**EXERCISE REQUIREMENTS:** Check each line for the string "Lunacy". Give only the count of lines that have it.
- - - - - - -
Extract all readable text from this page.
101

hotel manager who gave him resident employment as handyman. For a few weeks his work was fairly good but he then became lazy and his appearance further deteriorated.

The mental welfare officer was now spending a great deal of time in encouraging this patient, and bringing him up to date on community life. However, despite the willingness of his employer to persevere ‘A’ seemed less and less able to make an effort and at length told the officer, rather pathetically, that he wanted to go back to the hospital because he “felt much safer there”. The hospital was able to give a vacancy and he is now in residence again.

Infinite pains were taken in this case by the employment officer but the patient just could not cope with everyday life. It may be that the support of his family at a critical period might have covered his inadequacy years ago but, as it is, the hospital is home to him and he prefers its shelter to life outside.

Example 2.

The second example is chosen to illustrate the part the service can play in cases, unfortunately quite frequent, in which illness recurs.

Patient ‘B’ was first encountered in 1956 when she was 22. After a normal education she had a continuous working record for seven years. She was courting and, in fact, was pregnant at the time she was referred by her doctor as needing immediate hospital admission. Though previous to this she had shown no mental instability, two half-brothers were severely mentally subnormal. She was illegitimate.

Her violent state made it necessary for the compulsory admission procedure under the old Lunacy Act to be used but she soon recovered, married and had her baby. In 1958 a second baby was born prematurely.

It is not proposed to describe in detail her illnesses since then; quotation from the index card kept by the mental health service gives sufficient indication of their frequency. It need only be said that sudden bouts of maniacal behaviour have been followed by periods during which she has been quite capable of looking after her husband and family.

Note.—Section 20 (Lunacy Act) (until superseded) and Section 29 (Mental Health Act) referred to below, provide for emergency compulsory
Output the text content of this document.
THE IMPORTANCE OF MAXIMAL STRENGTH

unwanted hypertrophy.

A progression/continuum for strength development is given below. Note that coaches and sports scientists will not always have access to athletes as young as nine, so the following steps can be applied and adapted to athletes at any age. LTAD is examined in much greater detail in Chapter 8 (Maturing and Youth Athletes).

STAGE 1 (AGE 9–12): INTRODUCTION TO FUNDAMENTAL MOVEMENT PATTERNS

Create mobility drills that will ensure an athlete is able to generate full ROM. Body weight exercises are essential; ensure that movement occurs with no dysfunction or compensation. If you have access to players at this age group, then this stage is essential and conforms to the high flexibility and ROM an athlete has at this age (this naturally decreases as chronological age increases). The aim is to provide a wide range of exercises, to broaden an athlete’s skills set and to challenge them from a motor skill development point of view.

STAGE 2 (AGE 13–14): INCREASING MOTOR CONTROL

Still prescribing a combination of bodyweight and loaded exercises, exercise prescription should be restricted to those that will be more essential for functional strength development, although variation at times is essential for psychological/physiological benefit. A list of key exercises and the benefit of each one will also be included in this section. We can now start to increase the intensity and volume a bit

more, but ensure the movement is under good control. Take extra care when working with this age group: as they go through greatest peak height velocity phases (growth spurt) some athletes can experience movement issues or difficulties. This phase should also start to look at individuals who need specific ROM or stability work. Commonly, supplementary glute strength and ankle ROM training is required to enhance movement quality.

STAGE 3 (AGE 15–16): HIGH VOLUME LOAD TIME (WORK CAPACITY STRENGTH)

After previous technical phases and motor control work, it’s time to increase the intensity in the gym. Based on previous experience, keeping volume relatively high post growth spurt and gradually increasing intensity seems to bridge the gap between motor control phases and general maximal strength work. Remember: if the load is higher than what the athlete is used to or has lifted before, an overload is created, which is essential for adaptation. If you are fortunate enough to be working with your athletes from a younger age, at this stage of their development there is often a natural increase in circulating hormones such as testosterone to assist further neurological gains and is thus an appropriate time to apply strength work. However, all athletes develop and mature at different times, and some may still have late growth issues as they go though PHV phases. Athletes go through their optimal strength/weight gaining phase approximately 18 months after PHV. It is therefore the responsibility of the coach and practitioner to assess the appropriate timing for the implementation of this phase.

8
- - - - - - -
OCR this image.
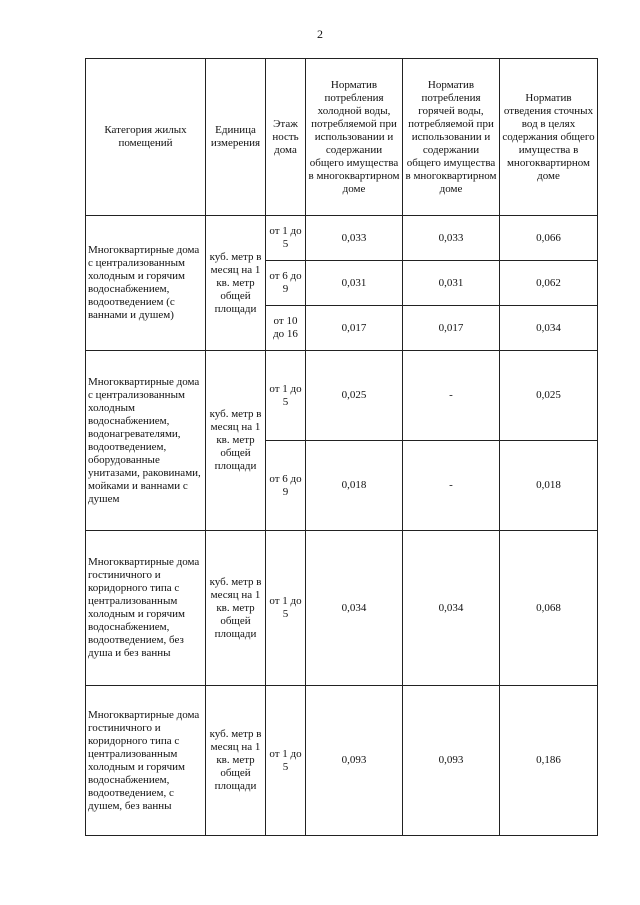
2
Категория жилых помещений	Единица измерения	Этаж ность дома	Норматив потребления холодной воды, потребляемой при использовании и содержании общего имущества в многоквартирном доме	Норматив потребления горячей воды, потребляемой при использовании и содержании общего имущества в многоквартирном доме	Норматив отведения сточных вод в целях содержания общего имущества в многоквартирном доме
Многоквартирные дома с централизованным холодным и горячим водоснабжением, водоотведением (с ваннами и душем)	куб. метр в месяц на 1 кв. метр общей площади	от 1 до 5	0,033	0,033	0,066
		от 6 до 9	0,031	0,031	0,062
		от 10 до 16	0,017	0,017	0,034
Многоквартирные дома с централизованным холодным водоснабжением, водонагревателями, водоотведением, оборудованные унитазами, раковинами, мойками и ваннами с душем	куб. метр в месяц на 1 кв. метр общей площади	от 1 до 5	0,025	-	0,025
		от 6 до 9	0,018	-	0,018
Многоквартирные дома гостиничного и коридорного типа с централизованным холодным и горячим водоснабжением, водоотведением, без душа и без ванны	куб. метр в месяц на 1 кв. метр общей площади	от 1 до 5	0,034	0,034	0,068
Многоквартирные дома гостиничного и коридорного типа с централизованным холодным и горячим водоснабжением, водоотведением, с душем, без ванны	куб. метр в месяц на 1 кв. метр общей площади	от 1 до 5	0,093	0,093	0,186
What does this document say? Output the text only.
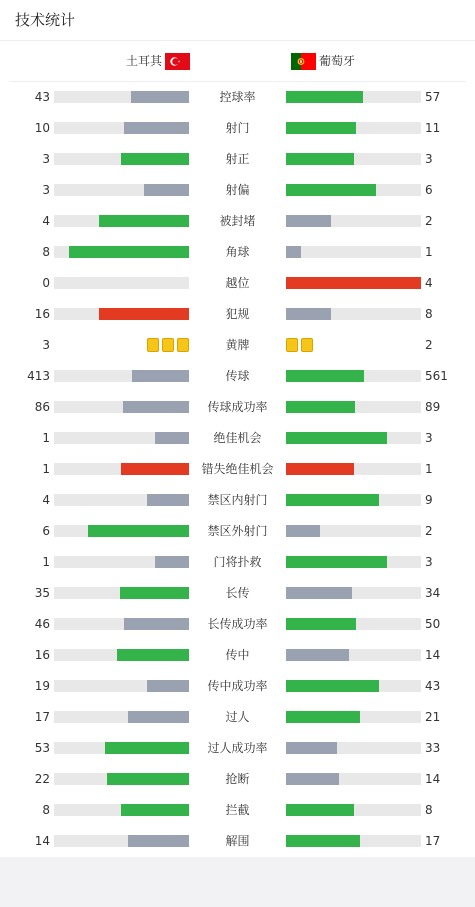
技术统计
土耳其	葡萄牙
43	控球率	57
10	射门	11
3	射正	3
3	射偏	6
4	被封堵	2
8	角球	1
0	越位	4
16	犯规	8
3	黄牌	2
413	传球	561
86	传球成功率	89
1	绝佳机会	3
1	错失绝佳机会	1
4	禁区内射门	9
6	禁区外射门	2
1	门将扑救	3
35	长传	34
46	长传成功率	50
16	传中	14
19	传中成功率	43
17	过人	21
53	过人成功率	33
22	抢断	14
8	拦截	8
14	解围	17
- - - - - - -
**RESPONSE TO THIS EXERCISE:** 2